====== BLOQUE DE TEXTO
Catena y Lagar: la memoria en una copa

Hay vinos que se beben, y hay vinos que se recuerdan como se recuerdan los paisajes que nos marcan el alma. Así fue mi encuentro con dos botellas que no se parecen en nada, pero que comparten una misma vocación: la de contar historias con cada trago, la de envolver al paladar en un lenguaje sin palabras. Catena Zapata Malbec y Lagar de Cervera Albariño. Uno oscuro y profundo como la tierra que lo vio nacer. El otro fresco y luminoso como el mar que lo abraza.

Durante una mágica velada bajo el cielo estrellado de Cancún, con las copas Riedel resplandeciendo y la suave caricia de una brisa calurosa jugando con mis cabellos, degustamos estas maravillosas etiquetas, dejándonos seductor por sus sabores, aromas y almas únicas.

Del corazón de Mendoza llega el Malbec de Catena Zapata, con su color violeta casi negro, como una noche cerrada sin luna. Apenas lo acerqué a la copa, los aromas empezaron a hablar en voz baja: ciruelas maduras, grosellas, un toque de chocolate amargo que recordaba al otoño. En el fondo, la tierra. No cualquier tierra, sino la de las alturas, la que respira aire fino y exige paciencia. Este vino no grita, pero tampoco se oculta. Tiene cuerpo, tiene peso, tiene memoria. Se queda largo rato después de haber pasado, como una palabra que uno quisiera volver a pronunciar solo para sentir su forma.

El vino se siente redondo, untuoso, como si cada molécula supiera exactamente a dónde ir. Hay una arquitectura en su construcción, un orden secreto entre la fruta, la madera, la sombra del barril. Es un vino de invierno, de conversaciones lentas, de brasas que crepitan y noches que piden otra copa. El Catena no se bebe solo con la boca: se bebe con los ojos cerrados y con el pecho abierto.
============
■ **TAREAS POR REALIZAR**
- 1) Responde según el texto sobre Catena y Lagar:
(a) ¿En qué ciudad se degustaron los vinos?
(b) ¿De qué región llega el Malbec de Catena Zapata?
(c) ¿De qué marca eran las copas?
- 2) Prosigue el texto sobre Catena y Lagar desde su última oración.
====== EXTRACTOS DE DATOS
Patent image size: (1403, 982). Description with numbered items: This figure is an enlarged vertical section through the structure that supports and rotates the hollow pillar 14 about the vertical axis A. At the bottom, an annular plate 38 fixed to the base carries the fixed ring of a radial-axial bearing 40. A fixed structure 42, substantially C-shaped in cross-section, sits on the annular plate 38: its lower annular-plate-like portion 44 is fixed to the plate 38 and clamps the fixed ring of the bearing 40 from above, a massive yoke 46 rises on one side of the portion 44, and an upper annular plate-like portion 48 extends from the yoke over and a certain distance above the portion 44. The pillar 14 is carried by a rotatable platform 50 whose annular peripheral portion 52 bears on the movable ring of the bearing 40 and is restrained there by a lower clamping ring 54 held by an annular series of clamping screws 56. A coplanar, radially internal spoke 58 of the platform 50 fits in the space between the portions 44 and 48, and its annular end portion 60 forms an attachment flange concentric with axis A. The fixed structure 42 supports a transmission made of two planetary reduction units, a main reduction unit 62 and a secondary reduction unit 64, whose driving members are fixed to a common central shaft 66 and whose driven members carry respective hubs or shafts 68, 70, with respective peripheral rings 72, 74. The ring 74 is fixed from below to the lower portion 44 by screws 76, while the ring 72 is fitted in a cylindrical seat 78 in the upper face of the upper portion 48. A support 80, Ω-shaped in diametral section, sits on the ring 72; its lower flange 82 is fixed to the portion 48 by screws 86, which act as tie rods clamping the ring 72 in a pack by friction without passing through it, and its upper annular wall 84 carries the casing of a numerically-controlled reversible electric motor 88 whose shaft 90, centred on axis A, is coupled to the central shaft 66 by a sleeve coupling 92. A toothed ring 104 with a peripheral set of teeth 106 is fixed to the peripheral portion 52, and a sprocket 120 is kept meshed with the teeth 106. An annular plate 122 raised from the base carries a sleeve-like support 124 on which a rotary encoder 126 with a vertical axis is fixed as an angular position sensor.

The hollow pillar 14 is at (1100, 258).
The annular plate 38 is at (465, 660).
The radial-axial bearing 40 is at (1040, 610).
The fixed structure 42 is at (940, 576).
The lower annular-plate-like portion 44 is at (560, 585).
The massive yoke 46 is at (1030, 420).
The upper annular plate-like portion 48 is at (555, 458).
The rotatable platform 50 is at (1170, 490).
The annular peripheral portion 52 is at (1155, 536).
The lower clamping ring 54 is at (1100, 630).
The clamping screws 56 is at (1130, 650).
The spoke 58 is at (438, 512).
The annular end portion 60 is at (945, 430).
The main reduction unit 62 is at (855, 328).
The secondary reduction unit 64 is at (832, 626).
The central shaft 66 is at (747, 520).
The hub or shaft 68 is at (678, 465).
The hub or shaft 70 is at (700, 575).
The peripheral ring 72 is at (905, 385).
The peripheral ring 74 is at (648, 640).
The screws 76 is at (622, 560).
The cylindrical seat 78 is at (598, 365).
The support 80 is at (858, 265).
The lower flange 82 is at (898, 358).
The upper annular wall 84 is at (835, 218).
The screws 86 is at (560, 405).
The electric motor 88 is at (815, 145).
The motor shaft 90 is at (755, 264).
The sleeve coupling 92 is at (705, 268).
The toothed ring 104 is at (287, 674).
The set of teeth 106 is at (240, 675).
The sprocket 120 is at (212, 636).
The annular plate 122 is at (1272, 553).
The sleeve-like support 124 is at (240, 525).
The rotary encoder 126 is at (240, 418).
============
■ **RESPUESTAS DADAS**
- 1)
(a) En Cancún.
(b) Del corazón de Mendoza.
(c) Riedel.

- 2)
Después tuve el placer de degustar un Albariño de Lagar de Cervera, como una bocanada de viento salado que rompe la densidad del instante. Su color amarillo verdoso, brillante como una mañana recién nacida, ya anuncia lo que vendrá: frescura, ligereza, precisión. En la nariz, las frutas blancas juegan con notas cítricas y flores invisibles. Manzana, pera, melón, como si el viñedo hubiera atrapado un huerto entero en cada racimo.

Lo bebo y me lleva directo al norte de España, a los valles de Pontevedra, donde la uva crece entre nieblas, lluvias y piedras viejas. El Albariño no se impone, seduce. Tiene esa claridad de las cosas bien hechas, sin artificios. Su acidez es viva, su paso por boca es como una ola que se retira dejando frescura, estructura, un eco frutal que persiste y acaricia. Es un vino de verano, de terrazas frente al mar, de mariscos recién abiertos, de silencios cómodos entre amigos.

Son dos voces distintas, dos geografías opuestas, dos maneras de entender el mundo. Y sin embargo, ambas coinciden en lo esencial: el respeto absoluto por la uva, la escucha atenta del clima, la paciencia como virtud. No se apresuran, no se disfrazan. Uno nace del sol de altura, del silencio mineral de la montaña. El otro, del verde húmedo y el rumor de las mareas. El Malbec es abrazo. El Albariño, caricia. Y entre ambos, uno descubre que el vino es mucho más que bebida: es tiempo convertido en belleza, y la belleza —como siempre— se agradece mejor con la copa en la mano y el alma abierta.